#### GIVEN ENTRIES
[Start]

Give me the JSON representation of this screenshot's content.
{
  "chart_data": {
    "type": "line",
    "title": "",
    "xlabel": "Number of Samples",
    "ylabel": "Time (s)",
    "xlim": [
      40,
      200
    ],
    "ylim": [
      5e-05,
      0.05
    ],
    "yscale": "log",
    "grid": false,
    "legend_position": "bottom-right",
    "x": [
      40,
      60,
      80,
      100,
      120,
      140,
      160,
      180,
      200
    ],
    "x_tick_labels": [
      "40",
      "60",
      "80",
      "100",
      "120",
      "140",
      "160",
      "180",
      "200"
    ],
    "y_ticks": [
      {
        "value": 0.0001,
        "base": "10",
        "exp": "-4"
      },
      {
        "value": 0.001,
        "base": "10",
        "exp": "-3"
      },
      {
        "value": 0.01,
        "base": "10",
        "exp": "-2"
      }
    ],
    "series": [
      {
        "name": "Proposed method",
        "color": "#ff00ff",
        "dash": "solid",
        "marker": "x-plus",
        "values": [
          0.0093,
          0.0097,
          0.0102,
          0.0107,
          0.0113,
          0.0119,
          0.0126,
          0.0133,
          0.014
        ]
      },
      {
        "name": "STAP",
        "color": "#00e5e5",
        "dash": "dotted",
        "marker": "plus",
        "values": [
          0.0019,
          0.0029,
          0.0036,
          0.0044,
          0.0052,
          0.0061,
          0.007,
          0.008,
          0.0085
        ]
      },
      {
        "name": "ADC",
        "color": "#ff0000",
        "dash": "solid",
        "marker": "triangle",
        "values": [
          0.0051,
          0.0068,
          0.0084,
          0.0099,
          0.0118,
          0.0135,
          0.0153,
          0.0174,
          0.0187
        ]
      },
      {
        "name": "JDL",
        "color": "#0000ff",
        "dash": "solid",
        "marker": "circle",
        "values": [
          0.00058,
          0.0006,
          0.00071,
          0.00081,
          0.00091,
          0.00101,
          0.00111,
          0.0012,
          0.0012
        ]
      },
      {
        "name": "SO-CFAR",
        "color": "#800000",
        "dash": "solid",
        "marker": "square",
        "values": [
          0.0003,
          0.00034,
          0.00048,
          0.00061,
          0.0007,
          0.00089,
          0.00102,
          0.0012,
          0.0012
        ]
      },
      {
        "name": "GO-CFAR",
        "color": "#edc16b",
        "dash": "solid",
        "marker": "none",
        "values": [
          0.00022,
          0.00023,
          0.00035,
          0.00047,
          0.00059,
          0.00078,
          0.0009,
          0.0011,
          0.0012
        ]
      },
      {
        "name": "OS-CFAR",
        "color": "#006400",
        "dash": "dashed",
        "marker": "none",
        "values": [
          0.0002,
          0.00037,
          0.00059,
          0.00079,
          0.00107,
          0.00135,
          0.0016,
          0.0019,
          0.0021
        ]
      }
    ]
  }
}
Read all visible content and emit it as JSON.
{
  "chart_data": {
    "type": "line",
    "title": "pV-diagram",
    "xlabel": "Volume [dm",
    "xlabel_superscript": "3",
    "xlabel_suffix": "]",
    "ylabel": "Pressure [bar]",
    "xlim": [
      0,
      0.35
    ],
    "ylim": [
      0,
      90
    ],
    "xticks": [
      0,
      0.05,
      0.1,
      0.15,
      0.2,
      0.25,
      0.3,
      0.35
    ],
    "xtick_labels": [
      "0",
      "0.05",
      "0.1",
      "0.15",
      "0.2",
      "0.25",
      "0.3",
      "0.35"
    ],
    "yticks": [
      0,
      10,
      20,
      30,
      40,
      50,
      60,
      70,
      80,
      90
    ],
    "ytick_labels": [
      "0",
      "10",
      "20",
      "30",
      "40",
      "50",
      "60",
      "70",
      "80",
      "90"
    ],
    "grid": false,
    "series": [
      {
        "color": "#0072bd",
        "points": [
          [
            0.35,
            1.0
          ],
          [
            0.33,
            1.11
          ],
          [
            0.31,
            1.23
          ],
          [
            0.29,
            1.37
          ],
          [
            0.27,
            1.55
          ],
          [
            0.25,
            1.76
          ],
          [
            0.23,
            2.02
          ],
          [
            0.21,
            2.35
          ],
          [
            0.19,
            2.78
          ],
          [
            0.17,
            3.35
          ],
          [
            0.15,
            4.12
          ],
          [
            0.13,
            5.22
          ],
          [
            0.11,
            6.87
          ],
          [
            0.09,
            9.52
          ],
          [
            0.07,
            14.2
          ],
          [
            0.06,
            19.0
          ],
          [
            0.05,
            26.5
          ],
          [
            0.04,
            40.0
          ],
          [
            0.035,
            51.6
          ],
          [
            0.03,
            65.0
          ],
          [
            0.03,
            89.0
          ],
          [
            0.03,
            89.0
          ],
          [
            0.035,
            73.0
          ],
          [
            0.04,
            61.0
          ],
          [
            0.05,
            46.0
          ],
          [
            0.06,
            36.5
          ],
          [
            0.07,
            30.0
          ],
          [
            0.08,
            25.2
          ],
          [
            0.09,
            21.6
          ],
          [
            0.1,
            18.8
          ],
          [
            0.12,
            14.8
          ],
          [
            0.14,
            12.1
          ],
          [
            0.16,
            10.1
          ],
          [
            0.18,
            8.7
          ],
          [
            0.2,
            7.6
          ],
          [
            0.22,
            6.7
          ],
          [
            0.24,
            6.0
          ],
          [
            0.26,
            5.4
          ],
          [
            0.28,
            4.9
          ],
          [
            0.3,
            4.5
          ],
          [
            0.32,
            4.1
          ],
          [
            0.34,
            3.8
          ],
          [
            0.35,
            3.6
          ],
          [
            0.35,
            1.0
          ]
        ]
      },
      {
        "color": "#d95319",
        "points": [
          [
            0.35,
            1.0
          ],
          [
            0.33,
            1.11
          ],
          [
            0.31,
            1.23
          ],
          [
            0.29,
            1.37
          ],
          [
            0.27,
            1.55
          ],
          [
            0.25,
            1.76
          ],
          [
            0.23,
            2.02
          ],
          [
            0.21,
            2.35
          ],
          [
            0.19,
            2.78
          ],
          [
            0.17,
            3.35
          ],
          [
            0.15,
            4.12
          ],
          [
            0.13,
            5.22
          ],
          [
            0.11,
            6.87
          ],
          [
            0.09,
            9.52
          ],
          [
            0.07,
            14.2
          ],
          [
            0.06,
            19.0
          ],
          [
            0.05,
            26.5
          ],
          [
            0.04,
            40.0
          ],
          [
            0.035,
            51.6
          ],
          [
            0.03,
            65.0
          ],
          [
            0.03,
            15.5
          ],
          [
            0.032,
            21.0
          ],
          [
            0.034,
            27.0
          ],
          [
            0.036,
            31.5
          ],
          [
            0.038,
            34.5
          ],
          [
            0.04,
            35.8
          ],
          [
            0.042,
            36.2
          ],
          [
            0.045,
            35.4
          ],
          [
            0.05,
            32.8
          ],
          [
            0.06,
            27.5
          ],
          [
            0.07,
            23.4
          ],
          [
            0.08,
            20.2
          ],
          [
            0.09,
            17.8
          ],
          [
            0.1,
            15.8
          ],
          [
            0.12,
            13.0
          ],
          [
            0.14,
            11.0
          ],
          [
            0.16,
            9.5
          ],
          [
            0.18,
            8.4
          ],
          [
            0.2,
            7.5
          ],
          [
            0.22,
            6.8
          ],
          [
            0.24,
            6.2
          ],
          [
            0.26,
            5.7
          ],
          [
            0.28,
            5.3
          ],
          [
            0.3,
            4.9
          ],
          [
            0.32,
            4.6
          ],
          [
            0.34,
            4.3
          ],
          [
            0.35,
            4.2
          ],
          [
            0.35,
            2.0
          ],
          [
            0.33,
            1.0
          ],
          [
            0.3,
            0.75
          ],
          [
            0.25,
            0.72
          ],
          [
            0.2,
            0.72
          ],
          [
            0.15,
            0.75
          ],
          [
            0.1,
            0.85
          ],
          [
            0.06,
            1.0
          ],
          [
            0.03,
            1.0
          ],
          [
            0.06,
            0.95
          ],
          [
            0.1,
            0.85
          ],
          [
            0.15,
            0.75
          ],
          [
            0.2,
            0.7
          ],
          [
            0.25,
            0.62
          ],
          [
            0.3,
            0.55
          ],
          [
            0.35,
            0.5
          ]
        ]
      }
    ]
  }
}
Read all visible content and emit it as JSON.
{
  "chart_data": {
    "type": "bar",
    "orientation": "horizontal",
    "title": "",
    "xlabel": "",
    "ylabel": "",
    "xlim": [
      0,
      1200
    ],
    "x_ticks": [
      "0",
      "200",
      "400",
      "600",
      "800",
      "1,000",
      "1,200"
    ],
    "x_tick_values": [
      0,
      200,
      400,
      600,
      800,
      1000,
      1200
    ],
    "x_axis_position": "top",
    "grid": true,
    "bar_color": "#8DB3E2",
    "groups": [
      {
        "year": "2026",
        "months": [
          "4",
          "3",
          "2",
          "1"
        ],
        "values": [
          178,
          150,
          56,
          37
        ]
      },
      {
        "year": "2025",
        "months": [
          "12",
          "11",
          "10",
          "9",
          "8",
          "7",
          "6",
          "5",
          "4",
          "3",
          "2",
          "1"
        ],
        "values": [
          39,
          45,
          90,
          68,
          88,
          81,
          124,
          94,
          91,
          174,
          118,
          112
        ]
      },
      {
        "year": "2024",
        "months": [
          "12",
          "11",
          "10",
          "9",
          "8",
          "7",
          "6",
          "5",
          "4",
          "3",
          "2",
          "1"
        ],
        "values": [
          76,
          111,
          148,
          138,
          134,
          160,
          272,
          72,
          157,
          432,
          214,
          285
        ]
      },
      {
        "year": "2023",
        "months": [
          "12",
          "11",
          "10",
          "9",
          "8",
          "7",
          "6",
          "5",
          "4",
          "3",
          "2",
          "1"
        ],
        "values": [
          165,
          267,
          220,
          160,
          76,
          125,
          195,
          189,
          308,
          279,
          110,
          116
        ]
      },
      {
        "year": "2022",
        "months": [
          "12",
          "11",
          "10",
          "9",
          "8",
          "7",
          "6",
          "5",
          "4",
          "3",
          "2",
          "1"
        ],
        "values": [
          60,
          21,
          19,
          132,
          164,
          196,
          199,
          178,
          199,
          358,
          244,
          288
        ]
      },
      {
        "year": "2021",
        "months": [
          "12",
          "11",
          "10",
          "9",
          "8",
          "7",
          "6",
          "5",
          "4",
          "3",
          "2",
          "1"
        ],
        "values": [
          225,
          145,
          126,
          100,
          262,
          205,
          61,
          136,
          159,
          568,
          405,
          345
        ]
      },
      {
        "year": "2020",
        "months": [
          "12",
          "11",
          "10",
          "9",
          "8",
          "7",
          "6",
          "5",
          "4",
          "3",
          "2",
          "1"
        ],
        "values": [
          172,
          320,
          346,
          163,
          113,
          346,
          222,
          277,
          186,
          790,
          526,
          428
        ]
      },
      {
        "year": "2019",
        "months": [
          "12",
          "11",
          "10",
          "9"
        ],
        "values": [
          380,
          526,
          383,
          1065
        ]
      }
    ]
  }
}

[End]

#### YOUR TASK
Every line that holds the word "ylabel" should be extracted.

#### RESPONSE TO THE EXERCISE
    "ylabel": "Time (s)",
    "ylabel": "Pressure [bar]",
    "ylabel": "",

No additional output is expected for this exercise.